ENTRIES PROVIDED:
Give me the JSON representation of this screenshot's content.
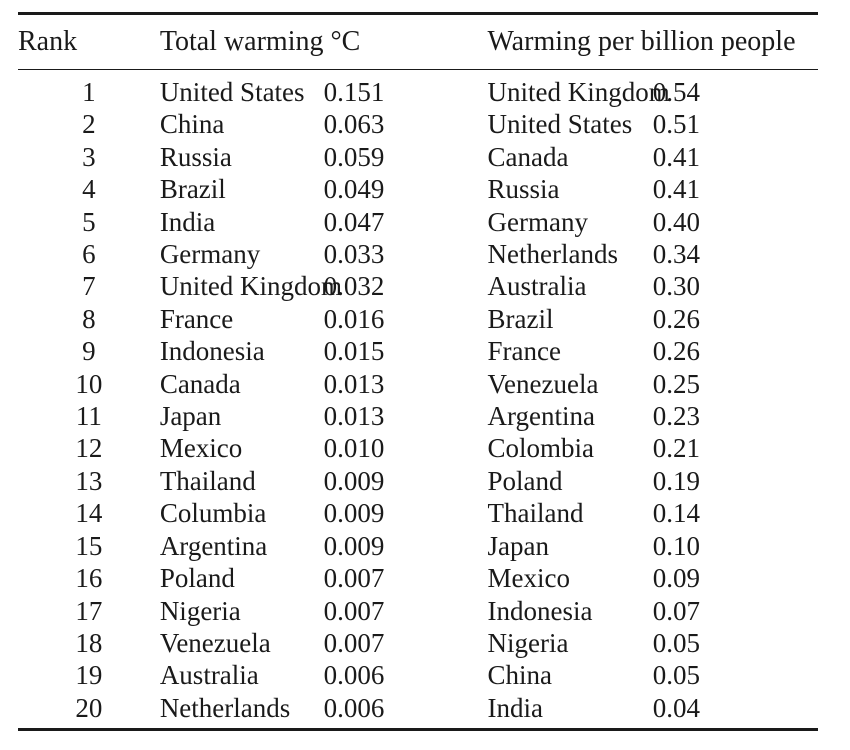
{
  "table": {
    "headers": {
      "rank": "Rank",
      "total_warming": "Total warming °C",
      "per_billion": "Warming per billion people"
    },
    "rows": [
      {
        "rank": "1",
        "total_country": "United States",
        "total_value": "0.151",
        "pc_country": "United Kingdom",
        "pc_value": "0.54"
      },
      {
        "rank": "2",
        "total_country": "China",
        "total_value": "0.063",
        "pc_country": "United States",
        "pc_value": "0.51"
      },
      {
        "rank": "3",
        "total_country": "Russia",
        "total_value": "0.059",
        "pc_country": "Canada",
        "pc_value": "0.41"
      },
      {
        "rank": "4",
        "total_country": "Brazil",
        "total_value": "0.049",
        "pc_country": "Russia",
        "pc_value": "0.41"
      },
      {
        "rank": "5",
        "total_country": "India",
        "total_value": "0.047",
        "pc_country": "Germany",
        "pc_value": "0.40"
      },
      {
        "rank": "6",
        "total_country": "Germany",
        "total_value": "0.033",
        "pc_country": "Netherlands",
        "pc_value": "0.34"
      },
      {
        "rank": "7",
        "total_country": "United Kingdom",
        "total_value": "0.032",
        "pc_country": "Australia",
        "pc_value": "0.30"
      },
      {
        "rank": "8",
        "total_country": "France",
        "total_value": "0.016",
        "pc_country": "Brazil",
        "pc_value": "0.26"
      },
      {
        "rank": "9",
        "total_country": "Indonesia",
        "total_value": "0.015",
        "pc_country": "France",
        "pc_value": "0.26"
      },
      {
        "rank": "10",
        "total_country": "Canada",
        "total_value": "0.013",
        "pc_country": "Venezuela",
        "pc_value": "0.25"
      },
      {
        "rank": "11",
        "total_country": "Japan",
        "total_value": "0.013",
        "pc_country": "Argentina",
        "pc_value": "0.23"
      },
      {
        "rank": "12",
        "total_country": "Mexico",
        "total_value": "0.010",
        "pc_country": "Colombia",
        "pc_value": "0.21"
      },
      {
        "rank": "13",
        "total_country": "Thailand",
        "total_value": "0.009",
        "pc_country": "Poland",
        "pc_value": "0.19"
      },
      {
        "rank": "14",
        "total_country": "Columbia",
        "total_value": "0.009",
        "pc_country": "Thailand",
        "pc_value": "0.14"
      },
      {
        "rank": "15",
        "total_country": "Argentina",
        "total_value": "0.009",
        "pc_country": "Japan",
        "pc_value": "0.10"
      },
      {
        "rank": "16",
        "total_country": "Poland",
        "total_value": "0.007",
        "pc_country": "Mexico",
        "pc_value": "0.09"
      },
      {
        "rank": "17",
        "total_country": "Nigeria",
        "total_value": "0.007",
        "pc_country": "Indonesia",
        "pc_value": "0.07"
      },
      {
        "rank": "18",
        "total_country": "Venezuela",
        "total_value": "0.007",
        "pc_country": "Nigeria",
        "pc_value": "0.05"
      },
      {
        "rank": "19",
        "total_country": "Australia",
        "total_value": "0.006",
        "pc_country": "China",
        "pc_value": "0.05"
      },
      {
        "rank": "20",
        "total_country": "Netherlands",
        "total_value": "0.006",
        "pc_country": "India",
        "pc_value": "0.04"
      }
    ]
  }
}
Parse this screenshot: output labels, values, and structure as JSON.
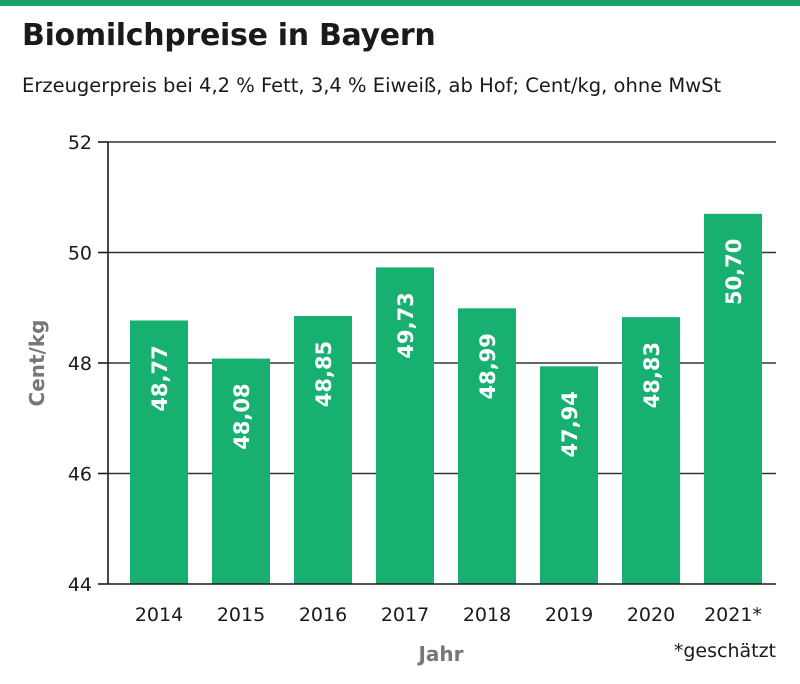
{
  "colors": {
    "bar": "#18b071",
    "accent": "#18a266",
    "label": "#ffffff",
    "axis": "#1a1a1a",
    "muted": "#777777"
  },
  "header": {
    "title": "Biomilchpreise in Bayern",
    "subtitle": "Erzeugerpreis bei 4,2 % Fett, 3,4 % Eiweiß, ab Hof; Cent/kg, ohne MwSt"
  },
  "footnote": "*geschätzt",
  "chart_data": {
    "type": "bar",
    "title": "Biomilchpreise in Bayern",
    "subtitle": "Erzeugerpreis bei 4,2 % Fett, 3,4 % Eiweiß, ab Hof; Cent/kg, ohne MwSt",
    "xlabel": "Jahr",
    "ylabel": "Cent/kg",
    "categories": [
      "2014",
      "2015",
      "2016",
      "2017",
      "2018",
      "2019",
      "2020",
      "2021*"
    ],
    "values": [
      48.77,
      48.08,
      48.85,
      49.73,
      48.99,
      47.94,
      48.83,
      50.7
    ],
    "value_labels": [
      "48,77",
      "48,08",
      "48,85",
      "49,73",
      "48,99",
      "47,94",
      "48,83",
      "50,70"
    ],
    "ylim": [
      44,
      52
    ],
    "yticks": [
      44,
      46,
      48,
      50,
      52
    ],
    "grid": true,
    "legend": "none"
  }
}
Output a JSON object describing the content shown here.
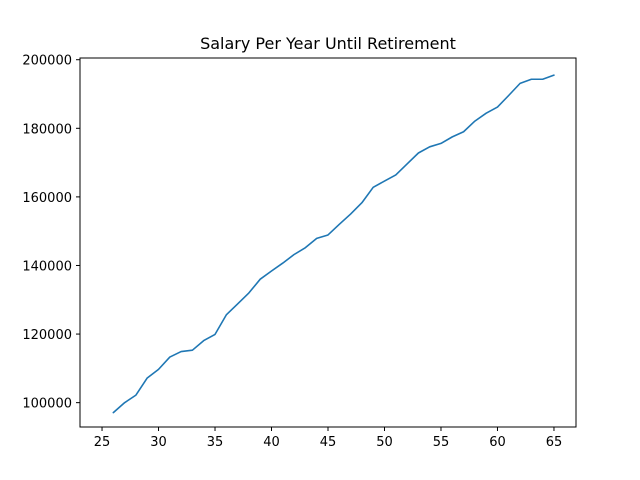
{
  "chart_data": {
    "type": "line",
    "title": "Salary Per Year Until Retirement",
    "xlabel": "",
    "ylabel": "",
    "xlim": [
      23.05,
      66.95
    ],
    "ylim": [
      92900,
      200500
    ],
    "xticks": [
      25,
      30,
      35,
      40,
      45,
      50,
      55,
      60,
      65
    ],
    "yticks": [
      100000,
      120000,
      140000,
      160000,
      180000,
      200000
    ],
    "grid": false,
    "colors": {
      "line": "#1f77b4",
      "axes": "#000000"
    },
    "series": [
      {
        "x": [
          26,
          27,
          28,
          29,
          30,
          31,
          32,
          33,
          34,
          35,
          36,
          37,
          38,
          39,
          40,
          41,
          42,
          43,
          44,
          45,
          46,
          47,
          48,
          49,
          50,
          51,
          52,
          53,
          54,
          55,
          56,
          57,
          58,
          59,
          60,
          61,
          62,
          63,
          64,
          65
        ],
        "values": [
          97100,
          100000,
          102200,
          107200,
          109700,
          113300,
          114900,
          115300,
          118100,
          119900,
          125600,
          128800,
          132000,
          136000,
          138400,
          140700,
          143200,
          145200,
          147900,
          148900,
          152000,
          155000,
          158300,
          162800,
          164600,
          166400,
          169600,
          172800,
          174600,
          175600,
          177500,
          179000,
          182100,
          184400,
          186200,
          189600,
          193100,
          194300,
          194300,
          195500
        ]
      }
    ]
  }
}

==

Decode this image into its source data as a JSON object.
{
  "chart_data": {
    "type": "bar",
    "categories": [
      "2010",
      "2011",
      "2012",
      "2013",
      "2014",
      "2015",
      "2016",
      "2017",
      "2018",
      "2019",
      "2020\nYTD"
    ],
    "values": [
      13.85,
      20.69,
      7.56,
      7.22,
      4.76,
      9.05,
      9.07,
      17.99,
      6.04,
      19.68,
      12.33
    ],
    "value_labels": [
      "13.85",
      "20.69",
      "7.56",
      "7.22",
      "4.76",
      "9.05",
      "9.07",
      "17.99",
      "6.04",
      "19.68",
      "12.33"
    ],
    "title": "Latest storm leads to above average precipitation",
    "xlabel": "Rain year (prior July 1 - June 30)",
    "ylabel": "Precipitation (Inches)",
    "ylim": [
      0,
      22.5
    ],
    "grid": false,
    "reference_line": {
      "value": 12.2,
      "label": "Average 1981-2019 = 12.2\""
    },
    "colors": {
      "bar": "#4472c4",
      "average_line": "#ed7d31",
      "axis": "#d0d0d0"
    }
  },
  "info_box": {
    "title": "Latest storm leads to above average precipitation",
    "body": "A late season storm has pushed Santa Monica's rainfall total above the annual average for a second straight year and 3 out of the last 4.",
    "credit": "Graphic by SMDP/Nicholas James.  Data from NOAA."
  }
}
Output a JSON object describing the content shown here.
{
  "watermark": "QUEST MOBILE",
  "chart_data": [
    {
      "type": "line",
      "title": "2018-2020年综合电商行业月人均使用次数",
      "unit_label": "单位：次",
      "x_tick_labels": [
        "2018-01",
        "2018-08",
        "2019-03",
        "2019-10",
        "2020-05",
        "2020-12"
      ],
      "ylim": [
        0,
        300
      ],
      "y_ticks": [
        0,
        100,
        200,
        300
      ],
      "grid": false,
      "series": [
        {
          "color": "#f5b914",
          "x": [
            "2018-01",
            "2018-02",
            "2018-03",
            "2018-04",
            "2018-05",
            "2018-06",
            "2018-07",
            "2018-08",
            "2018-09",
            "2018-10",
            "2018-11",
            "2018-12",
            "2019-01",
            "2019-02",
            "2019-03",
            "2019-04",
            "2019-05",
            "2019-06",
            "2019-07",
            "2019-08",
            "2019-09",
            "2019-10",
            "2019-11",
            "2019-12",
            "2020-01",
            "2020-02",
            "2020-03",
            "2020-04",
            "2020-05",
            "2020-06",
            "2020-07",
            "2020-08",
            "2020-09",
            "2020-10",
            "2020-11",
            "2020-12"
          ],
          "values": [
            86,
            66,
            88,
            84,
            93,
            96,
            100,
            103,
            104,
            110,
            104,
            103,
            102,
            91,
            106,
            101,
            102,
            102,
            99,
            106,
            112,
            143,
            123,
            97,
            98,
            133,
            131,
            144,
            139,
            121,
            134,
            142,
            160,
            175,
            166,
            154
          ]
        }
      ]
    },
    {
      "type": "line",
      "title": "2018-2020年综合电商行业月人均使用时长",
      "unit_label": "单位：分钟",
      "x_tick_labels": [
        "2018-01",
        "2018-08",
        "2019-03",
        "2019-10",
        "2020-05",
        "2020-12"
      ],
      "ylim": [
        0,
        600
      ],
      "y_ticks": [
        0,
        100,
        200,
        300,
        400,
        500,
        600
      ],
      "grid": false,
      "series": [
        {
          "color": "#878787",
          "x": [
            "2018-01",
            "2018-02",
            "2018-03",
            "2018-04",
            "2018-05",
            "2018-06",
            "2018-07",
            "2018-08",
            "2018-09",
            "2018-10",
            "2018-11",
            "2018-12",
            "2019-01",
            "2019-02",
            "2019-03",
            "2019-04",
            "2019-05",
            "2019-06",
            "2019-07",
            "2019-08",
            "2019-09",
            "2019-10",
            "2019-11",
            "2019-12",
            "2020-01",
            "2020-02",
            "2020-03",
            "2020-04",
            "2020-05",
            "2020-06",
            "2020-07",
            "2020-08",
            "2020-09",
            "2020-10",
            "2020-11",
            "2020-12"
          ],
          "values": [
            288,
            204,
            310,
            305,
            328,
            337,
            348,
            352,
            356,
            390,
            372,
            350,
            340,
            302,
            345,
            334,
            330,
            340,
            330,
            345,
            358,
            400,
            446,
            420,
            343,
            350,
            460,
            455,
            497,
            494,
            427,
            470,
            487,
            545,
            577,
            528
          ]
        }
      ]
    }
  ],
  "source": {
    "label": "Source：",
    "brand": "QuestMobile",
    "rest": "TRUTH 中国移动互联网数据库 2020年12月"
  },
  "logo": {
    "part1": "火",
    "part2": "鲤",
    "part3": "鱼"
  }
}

---

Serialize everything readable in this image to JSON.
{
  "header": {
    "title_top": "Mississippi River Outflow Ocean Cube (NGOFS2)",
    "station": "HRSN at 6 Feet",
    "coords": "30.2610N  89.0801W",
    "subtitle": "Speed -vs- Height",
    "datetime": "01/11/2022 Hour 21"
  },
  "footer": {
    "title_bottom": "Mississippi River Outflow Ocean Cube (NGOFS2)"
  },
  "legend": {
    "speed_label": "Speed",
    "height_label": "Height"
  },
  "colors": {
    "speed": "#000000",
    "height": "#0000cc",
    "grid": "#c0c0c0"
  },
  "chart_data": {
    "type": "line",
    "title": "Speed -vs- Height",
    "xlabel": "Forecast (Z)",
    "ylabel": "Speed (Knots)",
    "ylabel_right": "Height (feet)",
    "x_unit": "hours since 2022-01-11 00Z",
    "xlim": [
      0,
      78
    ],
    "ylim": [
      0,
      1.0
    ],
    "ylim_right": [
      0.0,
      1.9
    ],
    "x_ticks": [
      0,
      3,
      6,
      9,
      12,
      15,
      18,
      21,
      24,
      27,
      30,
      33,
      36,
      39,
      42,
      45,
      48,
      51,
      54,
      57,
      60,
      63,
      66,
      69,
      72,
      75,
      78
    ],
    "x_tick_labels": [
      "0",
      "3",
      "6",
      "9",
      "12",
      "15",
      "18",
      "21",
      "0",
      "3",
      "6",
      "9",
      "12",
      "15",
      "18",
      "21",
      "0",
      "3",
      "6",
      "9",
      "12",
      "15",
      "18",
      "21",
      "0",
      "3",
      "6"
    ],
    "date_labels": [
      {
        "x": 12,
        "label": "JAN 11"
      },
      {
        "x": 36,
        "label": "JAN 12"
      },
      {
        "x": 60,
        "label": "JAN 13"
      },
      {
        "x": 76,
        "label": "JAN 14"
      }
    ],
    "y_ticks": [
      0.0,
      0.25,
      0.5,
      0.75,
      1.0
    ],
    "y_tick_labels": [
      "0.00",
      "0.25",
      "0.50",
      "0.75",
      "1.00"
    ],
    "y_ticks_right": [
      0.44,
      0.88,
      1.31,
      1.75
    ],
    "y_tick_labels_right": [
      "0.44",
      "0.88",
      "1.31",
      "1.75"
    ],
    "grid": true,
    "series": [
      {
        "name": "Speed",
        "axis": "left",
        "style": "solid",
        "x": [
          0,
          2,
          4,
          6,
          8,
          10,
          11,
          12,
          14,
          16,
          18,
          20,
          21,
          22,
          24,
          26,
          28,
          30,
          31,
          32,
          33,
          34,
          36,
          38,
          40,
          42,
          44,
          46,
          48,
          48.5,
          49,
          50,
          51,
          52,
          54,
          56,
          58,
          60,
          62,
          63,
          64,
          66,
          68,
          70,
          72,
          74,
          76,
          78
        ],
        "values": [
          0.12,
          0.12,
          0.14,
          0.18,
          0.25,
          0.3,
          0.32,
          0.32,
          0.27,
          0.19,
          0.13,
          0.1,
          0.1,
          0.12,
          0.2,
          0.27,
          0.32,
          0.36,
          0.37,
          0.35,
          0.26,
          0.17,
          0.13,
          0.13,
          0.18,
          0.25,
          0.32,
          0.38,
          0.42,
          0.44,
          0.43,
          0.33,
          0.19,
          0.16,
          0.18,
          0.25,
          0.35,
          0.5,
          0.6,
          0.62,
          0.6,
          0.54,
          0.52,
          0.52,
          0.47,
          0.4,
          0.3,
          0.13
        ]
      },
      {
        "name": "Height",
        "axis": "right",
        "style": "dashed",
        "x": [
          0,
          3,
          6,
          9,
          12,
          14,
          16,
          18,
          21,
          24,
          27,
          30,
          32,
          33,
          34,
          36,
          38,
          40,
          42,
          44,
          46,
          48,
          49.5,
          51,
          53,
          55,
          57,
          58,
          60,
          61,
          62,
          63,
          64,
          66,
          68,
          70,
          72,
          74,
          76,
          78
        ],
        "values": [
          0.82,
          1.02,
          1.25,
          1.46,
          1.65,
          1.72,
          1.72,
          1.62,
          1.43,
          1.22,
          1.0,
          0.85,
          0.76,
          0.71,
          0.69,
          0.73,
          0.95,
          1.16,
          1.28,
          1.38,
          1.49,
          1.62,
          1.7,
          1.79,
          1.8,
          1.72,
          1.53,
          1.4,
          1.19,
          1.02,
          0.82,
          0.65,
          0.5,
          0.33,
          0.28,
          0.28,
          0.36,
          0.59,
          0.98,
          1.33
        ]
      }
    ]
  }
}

AIM:
Look through the data above. Find each line with the string "India" and copy it.

THE COMPLETED TASK:
        "total_country": "India",
        "pc_country": "India",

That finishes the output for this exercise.